▸ STATED GOAL
Copy out each line of the listing that has the word "ylabel" in it.

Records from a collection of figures
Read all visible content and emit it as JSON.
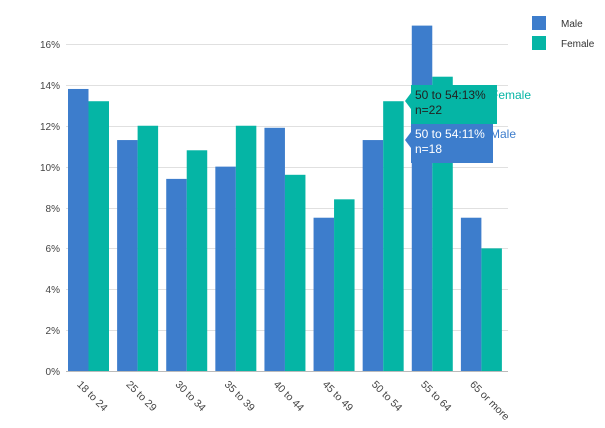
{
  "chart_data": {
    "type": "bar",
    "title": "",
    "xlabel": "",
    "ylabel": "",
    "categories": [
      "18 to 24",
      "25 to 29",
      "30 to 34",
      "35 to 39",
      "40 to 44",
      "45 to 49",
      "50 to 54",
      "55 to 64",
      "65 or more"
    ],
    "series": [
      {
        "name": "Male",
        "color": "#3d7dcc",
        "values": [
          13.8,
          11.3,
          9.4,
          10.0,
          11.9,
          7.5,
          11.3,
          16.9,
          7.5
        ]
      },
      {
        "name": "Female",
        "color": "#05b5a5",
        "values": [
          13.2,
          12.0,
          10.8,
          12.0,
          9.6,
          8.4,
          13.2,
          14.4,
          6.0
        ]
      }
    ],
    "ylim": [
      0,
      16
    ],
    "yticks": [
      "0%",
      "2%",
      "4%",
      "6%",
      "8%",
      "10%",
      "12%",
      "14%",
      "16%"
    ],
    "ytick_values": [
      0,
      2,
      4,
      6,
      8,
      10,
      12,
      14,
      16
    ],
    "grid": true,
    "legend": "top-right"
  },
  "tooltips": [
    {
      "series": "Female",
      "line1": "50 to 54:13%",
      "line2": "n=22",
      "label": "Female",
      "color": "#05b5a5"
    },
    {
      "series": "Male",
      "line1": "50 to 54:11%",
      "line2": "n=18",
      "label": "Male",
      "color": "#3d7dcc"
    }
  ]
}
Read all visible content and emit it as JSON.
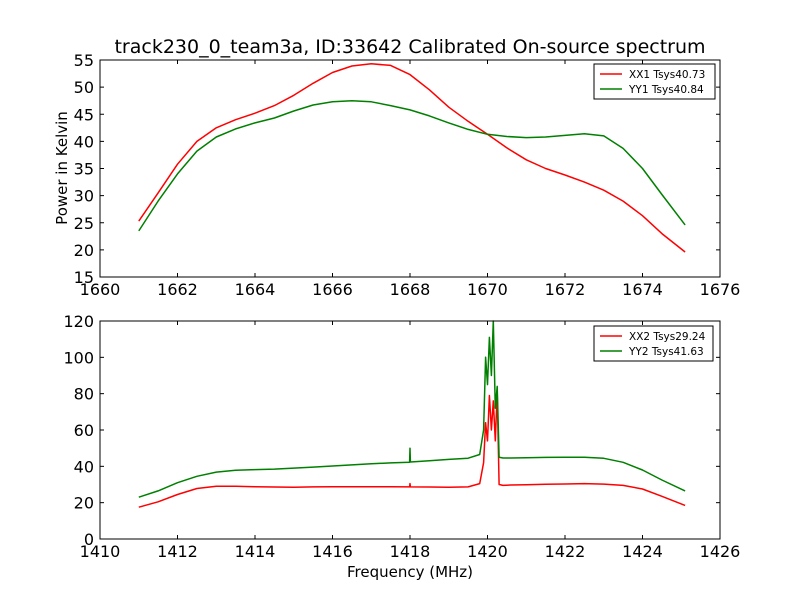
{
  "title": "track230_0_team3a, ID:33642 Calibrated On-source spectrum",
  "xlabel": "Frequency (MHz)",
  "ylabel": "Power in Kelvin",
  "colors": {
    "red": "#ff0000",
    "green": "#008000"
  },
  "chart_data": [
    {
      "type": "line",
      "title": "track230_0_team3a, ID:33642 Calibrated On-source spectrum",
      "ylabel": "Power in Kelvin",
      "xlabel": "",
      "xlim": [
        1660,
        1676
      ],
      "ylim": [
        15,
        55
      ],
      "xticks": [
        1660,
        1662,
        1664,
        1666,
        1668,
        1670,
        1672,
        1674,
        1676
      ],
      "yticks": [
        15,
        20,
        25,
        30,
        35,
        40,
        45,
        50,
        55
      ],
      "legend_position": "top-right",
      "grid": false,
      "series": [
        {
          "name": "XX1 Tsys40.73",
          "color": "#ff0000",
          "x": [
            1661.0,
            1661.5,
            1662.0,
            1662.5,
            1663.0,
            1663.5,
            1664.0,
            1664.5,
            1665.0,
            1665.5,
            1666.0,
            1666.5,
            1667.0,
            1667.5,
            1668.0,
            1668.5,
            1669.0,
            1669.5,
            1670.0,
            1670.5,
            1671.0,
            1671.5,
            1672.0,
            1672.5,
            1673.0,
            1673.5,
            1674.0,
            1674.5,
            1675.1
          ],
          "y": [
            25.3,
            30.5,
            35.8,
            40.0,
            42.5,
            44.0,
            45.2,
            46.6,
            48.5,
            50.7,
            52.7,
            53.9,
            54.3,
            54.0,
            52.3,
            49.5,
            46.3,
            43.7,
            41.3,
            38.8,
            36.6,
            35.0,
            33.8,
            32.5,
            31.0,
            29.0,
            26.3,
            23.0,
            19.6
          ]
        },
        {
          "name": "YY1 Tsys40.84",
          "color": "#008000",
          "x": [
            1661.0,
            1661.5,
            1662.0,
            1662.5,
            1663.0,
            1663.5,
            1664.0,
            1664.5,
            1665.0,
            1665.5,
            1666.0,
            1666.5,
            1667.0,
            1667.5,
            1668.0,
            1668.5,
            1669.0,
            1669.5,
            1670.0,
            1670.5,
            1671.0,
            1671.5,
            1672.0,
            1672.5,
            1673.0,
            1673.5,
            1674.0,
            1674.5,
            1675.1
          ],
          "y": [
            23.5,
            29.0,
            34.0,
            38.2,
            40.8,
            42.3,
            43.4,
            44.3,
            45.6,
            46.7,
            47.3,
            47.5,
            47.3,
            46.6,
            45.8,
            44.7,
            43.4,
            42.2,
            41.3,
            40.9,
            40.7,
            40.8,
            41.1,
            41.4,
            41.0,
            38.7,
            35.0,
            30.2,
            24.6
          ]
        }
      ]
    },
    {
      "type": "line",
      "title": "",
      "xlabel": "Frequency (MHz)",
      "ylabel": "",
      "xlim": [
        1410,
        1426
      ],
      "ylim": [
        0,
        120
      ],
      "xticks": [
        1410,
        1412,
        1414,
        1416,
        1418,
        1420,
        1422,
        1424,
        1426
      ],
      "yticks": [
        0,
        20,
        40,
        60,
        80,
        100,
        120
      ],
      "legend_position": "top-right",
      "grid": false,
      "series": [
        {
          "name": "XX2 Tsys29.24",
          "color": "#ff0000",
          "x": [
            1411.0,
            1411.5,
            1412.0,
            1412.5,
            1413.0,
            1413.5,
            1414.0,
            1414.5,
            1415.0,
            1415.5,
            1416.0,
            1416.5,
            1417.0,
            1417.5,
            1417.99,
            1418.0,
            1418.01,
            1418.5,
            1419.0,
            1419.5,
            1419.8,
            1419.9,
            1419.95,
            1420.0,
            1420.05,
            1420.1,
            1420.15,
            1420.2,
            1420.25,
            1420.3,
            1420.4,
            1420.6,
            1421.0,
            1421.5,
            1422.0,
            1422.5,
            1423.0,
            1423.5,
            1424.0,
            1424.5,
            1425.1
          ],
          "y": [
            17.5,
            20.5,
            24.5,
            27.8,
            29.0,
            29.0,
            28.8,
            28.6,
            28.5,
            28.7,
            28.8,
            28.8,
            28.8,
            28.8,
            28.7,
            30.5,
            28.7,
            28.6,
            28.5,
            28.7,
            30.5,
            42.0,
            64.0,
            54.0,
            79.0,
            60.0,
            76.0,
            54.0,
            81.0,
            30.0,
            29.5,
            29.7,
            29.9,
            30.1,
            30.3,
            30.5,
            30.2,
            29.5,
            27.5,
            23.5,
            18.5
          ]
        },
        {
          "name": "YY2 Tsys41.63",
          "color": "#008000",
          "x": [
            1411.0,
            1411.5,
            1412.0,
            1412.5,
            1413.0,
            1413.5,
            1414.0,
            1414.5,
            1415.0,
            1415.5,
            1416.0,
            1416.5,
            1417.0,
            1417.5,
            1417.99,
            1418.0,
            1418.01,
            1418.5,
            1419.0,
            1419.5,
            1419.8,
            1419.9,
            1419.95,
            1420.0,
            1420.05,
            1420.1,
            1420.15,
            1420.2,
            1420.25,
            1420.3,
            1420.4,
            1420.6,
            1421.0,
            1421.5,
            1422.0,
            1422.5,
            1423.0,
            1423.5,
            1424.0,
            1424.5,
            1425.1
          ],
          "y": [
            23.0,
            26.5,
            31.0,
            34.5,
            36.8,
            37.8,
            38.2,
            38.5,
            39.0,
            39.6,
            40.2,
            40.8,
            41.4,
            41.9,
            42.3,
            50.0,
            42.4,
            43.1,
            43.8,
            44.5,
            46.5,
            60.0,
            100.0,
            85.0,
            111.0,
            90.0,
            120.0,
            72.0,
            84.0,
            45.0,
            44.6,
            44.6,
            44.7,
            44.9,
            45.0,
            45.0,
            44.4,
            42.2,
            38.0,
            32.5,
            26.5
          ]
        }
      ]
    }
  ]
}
...
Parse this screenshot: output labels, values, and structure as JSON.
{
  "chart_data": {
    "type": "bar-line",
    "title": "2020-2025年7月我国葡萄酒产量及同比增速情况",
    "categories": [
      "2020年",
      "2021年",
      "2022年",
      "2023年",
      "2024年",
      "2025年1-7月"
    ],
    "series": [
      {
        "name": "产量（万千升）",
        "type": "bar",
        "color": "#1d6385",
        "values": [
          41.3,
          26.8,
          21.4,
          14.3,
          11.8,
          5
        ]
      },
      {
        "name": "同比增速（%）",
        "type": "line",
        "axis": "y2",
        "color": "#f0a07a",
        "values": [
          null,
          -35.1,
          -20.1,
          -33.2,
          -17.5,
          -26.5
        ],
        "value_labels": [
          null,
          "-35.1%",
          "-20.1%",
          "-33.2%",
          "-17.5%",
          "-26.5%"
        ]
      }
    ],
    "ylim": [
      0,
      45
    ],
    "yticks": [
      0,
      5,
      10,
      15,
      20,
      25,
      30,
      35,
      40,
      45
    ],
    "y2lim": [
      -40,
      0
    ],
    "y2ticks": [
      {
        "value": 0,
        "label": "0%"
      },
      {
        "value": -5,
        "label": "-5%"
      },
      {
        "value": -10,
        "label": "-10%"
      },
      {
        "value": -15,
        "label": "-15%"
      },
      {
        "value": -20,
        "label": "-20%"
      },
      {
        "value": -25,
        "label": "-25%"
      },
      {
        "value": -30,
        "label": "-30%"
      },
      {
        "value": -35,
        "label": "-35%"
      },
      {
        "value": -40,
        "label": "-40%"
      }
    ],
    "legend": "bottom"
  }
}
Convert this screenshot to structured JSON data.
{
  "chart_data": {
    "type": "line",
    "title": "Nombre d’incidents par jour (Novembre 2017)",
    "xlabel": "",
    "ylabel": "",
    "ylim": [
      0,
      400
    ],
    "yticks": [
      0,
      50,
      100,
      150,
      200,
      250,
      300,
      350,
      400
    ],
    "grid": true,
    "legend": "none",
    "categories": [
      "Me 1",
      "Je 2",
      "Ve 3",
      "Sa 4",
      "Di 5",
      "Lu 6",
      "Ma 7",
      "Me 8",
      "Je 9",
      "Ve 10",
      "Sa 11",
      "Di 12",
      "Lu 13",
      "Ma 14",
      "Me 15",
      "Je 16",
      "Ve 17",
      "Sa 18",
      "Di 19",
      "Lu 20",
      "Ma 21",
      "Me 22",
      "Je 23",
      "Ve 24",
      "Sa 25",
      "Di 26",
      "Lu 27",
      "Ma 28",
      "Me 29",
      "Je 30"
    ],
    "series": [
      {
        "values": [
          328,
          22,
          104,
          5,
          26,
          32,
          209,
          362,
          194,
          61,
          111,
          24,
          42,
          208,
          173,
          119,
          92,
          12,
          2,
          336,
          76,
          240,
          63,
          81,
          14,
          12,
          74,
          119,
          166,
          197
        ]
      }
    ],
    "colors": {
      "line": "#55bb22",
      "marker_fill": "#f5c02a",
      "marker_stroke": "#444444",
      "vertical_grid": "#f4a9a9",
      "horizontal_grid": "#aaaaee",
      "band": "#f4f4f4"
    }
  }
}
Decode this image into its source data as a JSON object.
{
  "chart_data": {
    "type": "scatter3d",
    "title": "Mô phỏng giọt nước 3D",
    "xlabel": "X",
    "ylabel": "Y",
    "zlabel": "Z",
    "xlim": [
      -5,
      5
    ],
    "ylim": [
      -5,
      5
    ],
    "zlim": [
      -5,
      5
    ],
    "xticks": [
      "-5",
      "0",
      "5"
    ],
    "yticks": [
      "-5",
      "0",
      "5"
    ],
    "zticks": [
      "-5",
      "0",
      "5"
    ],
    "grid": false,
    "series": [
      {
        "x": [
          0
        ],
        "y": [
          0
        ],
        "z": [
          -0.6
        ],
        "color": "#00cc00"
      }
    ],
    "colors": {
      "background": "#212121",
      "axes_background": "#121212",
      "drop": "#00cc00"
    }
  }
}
==
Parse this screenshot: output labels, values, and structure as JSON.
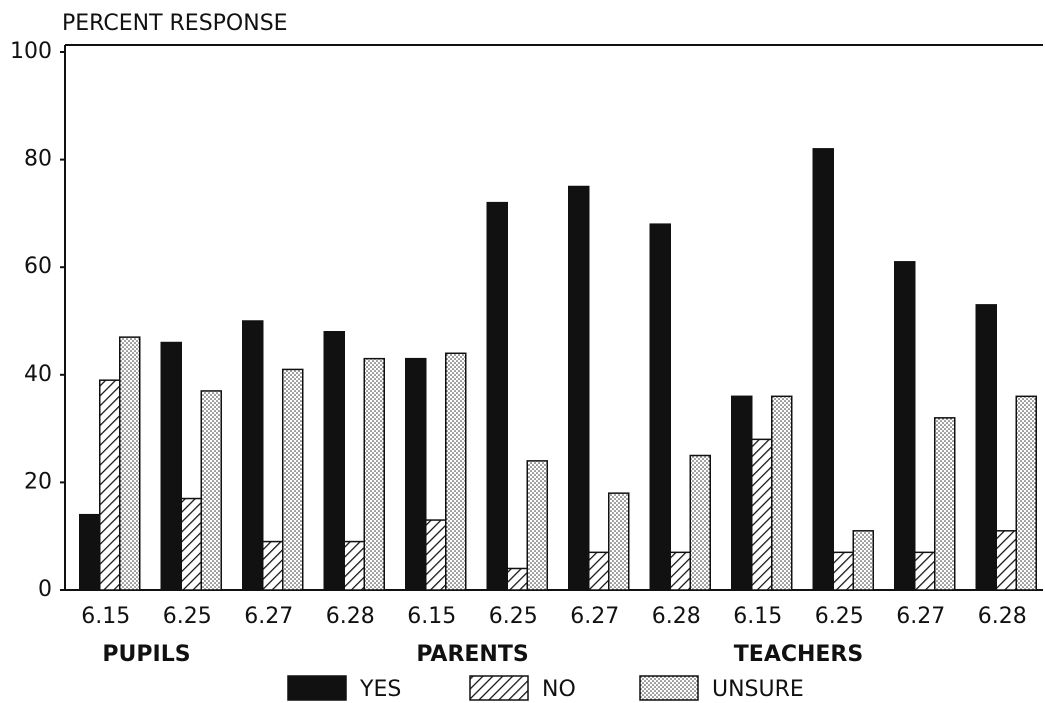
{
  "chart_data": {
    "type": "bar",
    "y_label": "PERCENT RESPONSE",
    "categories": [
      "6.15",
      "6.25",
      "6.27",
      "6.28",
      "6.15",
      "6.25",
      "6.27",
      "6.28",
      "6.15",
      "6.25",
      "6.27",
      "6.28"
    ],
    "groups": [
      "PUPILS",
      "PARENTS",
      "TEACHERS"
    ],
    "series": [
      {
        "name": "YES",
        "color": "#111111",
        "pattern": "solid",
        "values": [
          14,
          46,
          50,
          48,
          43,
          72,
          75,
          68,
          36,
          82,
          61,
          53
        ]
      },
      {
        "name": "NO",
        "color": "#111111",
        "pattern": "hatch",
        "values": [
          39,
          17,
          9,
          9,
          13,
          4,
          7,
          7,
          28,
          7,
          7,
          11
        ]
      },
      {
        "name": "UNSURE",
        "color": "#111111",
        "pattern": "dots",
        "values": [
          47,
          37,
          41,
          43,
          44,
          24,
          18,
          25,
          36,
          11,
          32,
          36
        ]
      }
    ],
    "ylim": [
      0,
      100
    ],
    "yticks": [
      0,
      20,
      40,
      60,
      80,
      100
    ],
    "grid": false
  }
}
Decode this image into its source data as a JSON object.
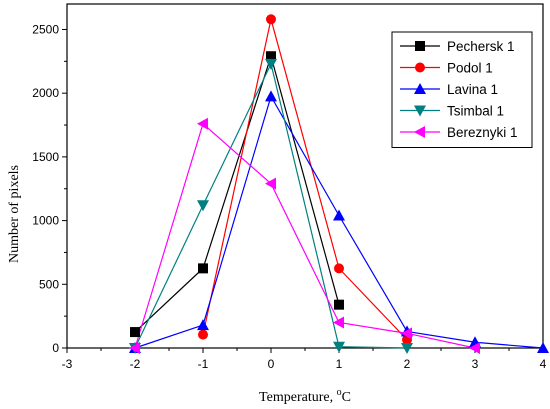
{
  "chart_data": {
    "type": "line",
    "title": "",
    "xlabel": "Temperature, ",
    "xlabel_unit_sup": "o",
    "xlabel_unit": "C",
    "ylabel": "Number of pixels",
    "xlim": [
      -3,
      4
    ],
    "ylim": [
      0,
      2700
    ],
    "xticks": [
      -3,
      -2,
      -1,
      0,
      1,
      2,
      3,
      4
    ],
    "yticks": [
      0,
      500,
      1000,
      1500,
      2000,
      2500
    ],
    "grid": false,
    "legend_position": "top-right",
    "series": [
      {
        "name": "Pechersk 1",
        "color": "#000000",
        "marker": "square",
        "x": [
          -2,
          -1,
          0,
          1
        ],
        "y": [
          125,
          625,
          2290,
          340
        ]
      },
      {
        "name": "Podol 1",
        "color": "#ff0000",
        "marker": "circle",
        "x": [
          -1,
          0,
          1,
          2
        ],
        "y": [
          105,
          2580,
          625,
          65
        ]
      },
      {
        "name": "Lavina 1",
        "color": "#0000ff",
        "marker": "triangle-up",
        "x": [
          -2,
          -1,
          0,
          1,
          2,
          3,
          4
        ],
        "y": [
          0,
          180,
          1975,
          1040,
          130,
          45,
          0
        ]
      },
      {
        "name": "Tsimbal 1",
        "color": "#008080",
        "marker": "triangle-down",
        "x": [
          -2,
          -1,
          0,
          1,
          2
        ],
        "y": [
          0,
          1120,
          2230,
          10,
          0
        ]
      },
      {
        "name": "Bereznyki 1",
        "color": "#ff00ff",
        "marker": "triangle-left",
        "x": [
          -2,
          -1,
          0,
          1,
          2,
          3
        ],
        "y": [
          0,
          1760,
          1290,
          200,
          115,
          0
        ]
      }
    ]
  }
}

▸ ANSWER TO THIS PROBLEM
    "ylabel": "",
  "ylabel": "Power in Kelvin",
      "ylabel": "Power in Kelvin",
      "ylabel": "",
    "ylabel": "",
    "ylabel": "Y",
    "ylabel": "Number of pixels",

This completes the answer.